→ Task prompt
Look through the lines below and extract each one that contains "above".

◆ ◆ ◆ ◆ ◆ ◆ ◆

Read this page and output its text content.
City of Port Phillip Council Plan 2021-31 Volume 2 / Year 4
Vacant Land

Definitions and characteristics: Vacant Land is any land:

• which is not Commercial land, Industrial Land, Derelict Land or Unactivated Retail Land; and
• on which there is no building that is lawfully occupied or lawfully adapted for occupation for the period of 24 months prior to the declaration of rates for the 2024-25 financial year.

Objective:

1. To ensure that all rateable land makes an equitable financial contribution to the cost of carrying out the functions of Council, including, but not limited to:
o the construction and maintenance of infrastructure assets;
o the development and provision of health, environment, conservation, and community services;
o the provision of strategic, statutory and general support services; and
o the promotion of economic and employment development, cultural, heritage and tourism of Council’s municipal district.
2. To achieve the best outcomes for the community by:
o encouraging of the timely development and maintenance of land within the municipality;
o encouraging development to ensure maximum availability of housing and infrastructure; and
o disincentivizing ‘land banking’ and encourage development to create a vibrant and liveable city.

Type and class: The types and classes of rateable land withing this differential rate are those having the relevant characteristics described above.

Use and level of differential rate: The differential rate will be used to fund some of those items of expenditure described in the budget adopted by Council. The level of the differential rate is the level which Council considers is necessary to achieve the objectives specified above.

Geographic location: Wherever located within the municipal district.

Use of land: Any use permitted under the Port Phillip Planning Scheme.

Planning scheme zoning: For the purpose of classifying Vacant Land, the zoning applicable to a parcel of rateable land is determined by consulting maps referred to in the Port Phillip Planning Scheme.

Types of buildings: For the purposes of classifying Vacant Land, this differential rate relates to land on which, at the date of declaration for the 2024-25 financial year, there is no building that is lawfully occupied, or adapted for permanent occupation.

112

◆ ◆ ◆ ◆ ◆ ◆ ◆

→ Answer below
Type and class: The types and classes of rateable land withing this differential rate are those having the relevant characteristics described above.
Use and level of differential rate: The differential rate will be used to fund some of those items of expenditure described in the budget adopted by Council. The level of the differential rate is the level which Council considers is necessary to achieve the objectives specified above.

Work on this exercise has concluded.